### [练习说明]
1 - 请照录黑色素瘤研究简介中以"2020年的全球统计数据显示"开头、以"2)TCGA中的CM RNA-seq数据集(461个CM病例)"结尾的文字。
2 - 根据黑色素瘤研究简介,用一至三句话说明识别基因特异性表达模式为何有意义。
3 - 黑色素瘤研究简介所用的TCGA中CM RNA-seq数据集包含多少个CM病例?

### [文档节选]
····················

综合生物信息学确定黑色素瘤潜在生物标志物和小分子药物

Identification of Potential Biomarkers and Small Molecule Drugs for Cutaneous Melanoma Using Integrated Bioinformatic Analysis

利用综合生物信息学分析确定皮肤黑色素瘤的潜在生物标志物和小分子药物

发表期刊:Front Cell Dev Biol

发表日期:2022 Mar 30

影响因子:6.081

DOI:  10.3389/fcell.2022.858633

一、研究背景

        2020年的全球统计数据显示,黑色素瘤(CM)占全球癌症的1.7%。到2021年,黑色素瘤是美国第五种最常见的癌症诊断。众所周知,基因变化有利于黑色素瘤患者的早期诊断和个体化治疗。识别基因特异性表达模式使人们有可能发现黑色素瘤组织和细胞中的关键基因变化,这有助于了解该疾病的致病机制或评估治疗。

        RRA是一种使用概率模型来整合排名列表的方法,它有四个主要特点:对噪声有很强的鲁棒性,能够处理不完整的排名,对结果排名中的每个元素给予重要的分数,以及高计算效率。一些研究用它来整合多组基因芯片数据列表,并取得了良好的效果。

二、材料与方法

1、数据来源

1)从GEO数据库中检索了CM的表达谱:包括GSE46517、GSE114445和GSE15605

2)TCGA中的CM RNA-seq数据集(461个CM病例)

····················

### [所供材料]
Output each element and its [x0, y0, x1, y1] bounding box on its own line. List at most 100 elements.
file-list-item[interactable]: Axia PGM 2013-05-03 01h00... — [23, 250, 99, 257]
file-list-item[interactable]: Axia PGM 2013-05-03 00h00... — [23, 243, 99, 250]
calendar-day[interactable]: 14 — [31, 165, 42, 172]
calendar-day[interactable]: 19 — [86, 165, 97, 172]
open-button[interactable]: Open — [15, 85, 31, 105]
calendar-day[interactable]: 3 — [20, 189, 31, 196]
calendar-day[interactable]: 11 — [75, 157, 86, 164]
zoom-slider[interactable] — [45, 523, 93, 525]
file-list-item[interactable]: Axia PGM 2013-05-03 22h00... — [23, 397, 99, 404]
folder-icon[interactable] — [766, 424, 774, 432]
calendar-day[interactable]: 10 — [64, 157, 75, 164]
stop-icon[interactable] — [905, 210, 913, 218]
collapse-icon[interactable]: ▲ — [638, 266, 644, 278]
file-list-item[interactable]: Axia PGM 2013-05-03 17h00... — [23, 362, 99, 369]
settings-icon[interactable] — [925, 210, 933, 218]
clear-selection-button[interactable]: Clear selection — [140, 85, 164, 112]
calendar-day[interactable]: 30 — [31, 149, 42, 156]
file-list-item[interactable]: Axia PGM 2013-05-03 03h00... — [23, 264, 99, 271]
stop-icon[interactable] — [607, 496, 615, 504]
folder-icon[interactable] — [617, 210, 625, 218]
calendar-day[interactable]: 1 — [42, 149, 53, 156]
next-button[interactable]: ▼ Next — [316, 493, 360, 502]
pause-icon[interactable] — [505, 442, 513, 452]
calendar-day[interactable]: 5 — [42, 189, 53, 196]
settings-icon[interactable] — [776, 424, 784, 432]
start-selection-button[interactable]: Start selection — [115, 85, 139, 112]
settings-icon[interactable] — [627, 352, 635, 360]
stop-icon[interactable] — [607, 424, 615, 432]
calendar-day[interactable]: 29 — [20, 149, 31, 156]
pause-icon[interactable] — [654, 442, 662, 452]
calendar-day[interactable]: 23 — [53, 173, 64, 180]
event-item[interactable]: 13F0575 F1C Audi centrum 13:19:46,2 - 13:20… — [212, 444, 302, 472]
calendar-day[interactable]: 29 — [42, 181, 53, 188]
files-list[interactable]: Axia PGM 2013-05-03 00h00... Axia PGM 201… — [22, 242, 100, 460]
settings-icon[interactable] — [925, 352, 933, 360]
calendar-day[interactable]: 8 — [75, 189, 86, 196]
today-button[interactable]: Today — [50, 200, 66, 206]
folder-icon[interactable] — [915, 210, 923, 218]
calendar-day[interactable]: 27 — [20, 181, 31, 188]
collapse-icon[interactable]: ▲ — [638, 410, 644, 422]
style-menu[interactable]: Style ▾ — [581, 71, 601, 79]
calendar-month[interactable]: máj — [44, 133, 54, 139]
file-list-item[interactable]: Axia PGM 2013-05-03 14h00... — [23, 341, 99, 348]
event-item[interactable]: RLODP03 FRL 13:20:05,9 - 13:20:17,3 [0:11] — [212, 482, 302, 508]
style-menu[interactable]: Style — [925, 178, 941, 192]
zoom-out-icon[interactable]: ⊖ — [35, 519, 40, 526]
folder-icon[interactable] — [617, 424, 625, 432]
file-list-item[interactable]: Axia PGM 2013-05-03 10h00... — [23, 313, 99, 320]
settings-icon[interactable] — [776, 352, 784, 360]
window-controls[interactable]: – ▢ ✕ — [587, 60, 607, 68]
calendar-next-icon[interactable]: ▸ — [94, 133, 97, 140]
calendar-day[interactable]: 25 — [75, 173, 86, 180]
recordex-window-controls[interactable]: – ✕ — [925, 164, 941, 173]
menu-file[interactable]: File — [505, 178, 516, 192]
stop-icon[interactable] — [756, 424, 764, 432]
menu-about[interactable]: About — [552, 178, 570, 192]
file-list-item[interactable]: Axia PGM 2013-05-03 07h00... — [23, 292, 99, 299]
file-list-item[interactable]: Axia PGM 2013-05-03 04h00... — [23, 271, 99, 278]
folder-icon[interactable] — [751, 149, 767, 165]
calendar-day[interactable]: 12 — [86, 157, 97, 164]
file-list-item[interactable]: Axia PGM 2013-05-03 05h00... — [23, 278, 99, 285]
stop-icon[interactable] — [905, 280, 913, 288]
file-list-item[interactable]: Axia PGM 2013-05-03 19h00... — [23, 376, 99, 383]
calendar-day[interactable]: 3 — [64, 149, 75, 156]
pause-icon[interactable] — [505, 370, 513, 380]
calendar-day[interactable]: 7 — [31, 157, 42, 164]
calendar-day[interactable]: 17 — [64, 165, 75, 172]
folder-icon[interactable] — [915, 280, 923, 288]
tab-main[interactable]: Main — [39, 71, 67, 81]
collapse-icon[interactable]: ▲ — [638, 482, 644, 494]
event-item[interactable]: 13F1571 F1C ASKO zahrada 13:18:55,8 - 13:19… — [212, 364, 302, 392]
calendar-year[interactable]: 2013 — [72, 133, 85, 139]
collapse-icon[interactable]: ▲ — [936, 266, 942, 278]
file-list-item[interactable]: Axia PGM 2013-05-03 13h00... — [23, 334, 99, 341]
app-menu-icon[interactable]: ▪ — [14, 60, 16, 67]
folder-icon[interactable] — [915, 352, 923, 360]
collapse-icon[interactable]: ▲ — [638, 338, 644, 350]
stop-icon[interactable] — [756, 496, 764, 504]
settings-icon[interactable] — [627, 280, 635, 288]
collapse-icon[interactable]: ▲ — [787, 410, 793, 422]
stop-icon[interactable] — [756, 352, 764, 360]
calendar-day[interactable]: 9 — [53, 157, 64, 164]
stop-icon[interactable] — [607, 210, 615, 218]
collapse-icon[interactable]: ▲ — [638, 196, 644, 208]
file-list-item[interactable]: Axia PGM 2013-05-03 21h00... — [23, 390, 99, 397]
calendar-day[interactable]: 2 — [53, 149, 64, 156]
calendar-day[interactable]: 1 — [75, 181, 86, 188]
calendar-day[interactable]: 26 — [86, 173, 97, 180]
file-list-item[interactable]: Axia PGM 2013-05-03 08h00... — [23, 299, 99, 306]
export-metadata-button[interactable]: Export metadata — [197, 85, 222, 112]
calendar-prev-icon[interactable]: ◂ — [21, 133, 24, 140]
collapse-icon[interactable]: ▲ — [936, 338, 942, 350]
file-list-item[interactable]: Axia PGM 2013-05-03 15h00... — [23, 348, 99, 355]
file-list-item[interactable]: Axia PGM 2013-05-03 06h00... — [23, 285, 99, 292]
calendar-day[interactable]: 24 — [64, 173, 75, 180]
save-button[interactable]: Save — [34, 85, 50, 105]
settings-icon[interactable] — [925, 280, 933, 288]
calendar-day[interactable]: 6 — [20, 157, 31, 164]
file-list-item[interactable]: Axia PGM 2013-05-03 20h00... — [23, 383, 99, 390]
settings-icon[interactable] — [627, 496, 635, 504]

····················

### [参考答案]
1 -
2020年的全球统计数据显示,黑色素瘤(CM)占全球癌症的1.7%。到2021年,黑色素瘤是美国第五种最常见的癌症诊断。众所周知,基因变化有利于黑色素瘤患者的早期诊断和个体化治疗。识别基因特异性表达模式使人们有可能发现黑色素瘤组织和细胞中的关键基因变化,这有助于了解该疾病的致病机制或评估治疗。

        RRA是一种使用概率模型来整合排名列表的方法,它有四个主要特点:对噪声有很强的鲁棒性,能够处理不完整的排名,对结果排名中的每个元素给予重要的分数,以及高计算效率。一些研究用它来整合多组基因芯片数据列表,并取得了良好的效果。

二、材料与方法

1、数据来源

1)从GEO数据库中检索了CM的表达谱:包括GSE46517、GSE114445和GSE15605

2)TCGA中的CM RNA-seq数据集(461个CM病例)

2 - 识别基因特异性表达模式使人们有可能发现黑色素瘤组织和细胞中的关键基因变化。这有助于了解该疾病的致病机制或评估治疗。

3 - 461个CM病例。